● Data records
※ ※ ※

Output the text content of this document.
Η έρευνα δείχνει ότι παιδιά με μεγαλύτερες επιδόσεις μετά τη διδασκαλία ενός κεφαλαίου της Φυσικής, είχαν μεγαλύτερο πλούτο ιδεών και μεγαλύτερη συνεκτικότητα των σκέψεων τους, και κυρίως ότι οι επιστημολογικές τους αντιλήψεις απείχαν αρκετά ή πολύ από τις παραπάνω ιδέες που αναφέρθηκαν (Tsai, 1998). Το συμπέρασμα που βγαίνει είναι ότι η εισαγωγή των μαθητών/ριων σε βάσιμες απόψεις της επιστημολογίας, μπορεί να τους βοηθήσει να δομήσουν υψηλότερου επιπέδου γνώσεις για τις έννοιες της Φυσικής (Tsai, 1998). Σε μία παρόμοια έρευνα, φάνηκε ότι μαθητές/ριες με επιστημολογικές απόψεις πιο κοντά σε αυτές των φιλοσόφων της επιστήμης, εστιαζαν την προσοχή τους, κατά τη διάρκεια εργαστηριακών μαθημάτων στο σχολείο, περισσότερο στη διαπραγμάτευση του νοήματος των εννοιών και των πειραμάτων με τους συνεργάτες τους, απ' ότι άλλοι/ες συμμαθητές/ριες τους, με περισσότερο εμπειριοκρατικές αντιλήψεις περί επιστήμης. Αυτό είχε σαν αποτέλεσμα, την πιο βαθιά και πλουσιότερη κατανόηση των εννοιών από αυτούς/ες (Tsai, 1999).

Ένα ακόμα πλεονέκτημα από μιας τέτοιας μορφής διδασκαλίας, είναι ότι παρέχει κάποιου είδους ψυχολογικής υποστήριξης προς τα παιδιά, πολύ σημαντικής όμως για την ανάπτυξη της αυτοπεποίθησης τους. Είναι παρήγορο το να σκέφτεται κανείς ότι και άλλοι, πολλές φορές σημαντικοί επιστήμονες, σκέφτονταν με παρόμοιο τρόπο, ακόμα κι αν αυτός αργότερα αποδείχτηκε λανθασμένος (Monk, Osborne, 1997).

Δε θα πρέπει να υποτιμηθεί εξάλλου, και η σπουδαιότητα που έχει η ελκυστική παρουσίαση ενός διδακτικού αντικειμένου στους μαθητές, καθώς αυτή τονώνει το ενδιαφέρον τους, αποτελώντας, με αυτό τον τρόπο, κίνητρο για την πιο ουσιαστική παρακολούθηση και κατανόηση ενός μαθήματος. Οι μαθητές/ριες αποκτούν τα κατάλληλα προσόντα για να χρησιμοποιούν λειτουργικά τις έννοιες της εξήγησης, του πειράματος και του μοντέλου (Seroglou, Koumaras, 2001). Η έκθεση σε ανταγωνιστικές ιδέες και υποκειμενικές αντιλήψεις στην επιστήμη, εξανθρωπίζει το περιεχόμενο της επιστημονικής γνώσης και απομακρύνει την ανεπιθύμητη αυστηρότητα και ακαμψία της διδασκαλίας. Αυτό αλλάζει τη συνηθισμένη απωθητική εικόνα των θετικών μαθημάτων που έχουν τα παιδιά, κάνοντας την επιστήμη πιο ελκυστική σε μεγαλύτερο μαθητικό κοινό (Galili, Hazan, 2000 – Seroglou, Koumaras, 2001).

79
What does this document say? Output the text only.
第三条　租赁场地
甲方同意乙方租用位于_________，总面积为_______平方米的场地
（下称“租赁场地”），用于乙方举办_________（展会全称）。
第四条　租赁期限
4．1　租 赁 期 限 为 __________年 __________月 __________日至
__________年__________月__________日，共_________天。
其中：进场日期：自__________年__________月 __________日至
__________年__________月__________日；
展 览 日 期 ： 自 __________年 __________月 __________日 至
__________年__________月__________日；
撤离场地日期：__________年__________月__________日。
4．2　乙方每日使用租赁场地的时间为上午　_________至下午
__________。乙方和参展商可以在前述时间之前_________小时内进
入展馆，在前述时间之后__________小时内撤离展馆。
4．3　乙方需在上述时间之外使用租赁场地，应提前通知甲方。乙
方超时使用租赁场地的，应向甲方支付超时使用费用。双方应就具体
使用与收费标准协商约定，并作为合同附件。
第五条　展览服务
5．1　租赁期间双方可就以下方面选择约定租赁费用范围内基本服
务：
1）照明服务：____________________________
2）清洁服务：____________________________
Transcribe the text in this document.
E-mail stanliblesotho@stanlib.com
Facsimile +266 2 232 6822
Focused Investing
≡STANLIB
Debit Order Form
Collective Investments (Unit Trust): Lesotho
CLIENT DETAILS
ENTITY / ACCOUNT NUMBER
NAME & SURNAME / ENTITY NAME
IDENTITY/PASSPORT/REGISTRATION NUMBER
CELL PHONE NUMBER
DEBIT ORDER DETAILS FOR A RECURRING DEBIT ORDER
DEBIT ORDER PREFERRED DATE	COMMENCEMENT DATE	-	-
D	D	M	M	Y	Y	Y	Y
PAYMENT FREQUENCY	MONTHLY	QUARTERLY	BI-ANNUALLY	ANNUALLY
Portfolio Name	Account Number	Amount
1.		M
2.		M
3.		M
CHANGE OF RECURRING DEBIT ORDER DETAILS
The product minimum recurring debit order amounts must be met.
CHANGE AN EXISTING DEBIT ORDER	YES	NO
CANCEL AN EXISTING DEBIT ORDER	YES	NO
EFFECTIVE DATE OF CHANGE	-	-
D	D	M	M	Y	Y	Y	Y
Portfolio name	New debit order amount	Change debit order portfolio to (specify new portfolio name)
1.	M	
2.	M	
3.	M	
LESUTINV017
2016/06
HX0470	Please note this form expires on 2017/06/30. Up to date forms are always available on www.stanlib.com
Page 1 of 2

※ ※ ※

● WHAT IS BEING ASKED
Using the records above, select and copy every line that has the word "EXISTING".

● RESPONSE
CHANGE AN EXISTING DEBIT ORDER	YES	NO
CANCEL AN EXISTING DEBIT ORDER	YES	NO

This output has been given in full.